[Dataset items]
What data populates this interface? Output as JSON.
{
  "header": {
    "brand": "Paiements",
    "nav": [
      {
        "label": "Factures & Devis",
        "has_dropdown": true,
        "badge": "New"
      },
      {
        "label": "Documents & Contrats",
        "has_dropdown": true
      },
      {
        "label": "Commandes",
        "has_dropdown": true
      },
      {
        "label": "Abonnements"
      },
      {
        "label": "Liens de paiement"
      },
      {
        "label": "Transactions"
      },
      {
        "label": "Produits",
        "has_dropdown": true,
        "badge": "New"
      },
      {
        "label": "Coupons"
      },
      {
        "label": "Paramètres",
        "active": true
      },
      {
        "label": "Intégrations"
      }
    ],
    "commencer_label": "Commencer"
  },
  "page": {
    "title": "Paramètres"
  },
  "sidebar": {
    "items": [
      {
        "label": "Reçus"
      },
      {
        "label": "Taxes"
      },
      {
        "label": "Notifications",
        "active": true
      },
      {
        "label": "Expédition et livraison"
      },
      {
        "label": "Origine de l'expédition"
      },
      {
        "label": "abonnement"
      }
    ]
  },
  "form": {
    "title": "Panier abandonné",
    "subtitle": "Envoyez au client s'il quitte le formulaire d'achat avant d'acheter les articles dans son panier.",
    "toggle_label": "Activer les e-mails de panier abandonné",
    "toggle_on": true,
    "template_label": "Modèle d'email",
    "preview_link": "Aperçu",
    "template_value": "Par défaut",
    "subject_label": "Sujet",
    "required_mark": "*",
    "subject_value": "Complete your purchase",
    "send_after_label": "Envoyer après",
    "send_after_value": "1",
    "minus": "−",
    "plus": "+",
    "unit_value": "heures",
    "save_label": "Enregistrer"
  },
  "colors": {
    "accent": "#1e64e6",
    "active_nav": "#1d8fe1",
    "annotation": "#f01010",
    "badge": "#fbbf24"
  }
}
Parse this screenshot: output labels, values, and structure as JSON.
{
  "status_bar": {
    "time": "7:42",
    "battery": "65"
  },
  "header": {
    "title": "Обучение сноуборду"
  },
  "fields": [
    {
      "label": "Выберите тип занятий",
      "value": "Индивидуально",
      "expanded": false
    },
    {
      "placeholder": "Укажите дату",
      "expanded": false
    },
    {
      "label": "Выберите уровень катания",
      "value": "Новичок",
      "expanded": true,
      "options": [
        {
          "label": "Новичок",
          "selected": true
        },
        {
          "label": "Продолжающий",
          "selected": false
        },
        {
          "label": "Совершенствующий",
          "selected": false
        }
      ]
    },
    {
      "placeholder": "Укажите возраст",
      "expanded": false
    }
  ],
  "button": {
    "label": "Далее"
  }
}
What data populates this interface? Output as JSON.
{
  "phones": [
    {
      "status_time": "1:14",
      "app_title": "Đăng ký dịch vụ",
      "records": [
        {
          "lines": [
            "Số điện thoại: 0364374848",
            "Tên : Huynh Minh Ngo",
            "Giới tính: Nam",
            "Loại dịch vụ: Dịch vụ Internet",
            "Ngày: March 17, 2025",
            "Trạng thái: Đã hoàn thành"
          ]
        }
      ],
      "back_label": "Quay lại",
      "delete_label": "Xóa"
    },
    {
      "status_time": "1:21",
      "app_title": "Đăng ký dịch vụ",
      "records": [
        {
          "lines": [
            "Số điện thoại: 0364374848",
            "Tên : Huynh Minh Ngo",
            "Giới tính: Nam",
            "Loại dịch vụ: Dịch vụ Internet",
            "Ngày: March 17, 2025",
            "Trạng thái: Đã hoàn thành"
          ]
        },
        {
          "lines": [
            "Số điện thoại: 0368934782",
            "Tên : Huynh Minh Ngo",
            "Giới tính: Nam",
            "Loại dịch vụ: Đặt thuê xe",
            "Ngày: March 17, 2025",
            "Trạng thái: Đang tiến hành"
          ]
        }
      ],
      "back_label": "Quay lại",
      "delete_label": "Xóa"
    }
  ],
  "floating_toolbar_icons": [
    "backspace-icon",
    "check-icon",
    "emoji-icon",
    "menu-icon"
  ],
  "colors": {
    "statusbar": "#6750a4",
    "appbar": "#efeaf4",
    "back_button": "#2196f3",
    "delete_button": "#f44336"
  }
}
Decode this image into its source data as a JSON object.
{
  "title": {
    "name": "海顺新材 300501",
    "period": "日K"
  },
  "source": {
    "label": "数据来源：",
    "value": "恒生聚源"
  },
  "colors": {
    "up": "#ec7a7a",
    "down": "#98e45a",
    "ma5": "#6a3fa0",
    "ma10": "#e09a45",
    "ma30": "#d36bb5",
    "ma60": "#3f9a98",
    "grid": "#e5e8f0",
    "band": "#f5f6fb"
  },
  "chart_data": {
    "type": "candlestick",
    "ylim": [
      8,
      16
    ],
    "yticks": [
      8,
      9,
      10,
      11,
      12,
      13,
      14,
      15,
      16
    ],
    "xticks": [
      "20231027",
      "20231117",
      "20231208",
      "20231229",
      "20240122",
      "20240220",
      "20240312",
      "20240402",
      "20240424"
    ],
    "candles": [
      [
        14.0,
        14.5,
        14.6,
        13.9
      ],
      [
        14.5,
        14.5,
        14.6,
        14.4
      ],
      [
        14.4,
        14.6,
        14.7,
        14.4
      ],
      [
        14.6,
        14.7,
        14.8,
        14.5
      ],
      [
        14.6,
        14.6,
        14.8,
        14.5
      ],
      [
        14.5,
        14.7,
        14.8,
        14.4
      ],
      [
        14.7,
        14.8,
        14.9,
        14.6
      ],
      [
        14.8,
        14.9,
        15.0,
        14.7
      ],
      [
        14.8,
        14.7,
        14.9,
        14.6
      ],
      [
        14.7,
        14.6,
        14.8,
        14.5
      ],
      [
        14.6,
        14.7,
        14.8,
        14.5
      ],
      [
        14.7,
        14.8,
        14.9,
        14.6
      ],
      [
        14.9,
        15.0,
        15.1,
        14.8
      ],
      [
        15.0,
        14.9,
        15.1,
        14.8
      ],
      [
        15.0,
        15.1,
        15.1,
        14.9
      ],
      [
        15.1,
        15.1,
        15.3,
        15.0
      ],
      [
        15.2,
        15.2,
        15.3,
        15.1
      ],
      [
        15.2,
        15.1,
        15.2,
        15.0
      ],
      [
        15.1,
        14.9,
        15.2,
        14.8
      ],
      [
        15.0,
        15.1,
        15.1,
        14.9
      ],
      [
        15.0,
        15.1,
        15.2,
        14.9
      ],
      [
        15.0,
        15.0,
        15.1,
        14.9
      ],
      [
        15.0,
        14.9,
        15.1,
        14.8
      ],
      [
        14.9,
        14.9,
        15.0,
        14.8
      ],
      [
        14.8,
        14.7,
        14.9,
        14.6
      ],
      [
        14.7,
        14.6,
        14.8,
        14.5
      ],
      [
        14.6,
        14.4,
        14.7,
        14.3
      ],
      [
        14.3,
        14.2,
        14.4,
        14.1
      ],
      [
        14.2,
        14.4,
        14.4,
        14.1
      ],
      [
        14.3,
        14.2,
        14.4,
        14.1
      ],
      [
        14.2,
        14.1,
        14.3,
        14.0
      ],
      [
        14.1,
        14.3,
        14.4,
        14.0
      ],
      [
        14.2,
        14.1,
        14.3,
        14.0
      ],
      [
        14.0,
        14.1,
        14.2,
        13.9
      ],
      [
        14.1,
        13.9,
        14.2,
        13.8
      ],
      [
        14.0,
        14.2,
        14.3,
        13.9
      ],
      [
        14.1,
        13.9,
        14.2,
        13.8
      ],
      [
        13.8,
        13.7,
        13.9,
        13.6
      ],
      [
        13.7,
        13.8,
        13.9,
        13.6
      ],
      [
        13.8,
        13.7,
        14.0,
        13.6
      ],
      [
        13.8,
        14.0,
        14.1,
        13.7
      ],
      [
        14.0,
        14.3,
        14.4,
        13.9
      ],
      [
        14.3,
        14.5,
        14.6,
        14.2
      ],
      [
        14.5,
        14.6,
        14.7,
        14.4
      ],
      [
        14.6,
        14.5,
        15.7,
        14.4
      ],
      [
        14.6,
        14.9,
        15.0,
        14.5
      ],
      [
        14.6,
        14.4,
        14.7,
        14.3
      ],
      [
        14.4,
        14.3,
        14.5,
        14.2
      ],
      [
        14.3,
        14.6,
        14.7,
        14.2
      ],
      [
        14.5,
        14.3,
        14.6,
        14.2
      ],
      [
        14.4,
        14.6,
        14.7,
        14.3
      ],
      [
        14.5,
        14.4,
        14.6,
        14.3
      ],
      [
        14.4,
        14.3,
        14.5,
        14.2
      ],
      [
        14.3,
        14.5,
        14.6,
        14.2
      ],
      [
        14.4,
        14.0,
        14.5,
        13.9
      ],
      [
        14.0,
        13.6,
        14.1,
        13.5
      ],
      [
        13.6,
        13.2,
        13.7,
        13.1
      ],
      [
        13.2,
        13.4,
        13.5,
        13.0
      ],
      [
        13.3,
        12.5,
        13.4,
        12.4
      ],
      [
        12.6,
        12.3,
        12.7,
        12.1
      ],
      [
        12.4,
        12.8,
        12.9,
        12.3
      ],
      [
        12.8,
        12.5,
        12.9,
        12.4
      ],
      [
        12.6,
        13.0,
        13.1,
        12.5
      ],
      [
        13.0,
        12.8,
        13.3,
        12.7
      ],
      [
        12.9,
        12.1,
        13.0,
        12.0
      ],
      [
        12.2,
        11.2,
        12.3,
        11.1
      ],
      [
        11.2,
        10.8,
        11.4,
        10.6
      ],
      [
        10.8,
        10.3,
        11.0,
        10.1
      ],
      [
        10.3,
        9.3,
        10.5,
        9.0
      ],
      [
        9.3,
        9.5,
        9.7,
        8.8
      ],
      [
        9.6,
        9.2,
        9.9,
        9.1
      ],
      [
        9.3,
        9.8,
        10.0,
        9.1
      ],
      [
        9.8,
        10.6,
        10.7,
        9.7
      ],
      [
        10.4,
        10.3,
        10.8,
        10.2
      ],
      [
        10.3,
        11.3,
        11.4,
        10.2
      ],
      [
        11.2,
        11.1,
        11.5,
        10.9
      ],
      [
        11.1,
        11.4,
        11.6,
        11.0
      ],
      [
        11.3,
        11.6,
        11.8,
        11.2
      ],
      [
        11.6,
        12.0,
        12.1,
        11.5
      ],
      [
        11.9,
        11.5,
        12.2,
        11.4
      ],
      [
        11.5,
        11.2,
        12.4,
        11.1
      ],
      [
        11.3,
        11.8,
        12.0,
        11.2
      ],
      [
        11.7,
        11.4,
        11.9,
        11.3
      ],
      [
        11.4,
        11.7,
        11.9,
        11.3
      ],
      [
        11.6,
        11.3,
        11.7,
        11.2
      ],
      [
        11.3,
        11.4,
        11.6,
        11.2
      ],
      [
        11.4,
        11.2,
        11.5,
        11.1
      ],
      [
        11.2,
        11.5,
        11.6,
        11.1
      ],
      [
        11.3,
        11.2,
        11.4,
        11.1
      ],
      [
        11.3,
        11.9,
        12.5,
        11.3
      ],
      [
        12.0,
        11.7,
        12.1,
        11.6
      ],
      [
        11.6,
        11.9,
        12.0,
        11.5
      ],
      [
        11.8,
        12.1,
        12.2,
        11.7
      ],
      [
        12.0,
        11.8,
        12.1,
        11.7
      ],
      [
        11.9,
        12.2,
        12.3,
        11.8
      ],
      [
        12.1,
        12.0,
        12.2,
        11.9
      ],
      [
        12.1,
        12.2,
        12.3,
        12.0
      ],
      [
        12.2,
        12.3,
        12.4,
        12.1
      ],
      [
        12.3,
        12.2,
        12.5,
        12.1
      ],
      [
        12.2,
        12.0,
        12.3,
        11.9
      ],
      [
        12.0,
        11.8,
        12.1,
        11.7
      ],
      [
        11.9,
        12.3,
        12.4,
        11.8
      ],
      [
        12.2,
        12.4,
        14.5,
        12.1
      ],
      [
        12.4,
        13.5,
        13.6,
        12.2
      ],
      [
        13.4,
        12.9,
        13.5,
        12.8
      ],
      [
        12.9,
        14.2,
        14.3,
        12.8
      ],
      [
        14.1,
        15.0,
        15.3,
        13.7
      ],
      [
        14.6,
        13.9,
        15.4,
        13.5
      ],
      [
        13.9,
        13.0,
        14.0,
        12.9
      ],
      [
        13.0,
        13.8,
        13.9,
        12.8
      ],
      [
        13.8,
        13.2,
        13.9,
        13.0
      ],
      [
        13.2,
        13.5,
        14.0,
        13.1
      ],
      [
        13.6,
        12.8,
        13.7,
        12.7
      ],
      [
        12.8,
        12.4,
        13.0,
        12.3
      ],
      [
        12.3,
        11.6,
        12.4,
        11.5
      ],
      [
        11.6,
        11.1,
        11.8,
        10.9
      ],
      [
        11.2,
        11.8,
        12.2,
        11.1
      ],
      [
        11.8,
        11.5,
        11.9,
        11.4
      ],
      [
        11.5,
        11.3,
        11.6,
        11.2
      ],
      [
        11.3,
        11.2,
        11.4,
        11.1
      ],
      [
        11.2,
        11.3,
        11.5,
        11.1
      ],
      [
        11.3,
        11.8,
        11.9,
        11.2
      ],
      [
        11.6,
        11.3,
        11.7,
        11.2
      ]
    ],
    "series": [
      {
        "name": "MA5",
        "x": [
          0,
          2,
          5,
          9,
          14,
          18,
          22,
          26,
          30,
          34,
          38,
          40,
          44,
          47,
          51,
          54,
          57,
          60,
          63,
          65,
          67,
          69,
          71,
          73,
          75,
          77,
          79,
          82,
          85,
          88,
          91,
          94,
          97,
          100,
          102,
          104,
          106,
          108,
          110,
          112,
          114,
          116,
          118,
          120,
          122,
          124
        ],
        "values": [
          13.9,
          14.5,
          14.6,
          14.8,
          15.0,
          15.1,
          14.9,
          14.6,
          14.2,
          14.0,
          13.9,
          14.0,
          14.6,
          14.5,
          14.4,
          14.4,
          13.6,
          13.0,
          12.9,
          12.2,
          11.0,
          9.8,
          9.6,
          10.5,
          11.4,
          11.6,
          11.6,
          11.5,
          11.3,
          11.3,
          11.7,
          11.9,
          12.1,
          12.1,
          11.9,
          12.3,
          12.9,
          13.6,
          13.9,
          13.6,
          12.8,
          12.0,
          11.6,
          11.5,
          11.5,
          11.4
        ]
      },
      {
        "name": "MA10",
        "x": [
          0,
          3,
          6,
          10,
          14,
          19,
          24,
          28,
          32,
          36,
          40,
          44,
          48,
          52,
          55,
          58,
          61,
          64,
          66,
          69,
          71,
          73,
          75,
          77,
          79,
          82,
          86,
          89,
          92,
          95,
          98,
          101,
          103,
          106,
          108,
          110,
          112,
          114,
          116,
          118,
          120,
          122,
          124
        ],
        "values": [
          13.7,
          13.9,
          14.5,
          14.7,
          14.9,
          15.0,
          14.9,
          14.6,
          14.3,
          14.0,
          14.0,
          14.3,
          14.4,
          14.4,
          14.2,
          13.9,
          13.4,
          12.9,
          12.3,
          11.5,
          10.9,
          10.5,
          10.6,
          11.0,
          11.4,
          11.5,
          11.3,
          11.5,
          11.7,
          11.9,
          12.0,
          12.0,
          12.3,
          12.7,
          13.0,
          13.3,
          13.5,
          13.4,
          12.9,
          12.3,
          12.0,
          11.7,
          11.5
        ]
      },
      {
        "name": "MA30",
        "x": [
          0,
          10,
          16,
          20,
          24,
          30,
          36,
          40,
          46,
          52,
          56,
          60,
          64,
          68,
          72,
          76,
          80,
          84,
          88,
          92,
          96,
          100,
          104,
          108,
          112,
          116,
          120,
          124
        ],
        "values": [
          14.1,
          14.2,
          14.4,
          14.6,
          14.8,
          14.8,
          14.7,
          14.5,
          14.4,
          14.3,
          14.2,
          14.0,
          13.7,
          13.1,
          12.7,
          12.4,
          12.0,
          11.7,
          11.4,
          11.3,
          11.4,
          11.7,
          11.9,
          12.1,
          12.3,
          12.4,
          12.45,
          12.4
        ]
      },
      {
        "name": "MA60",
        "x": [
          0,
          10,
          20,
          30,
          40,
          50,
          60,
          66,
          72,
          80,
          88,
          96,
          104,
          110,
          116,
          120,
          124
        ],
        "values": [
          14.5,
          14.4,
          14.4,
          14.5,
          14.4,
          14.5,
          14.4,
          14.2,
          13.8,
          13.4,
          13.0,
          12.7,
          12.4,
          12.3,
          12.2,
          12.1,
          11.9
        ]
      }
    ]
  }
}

- JOB -
Which lines hold the word "abandonné"? Copy every one of them.

- WORKED SOLUTION -
    "title": "Panier abandonné",
    "toggle_label": "Activer les e-mails de panier abandonné",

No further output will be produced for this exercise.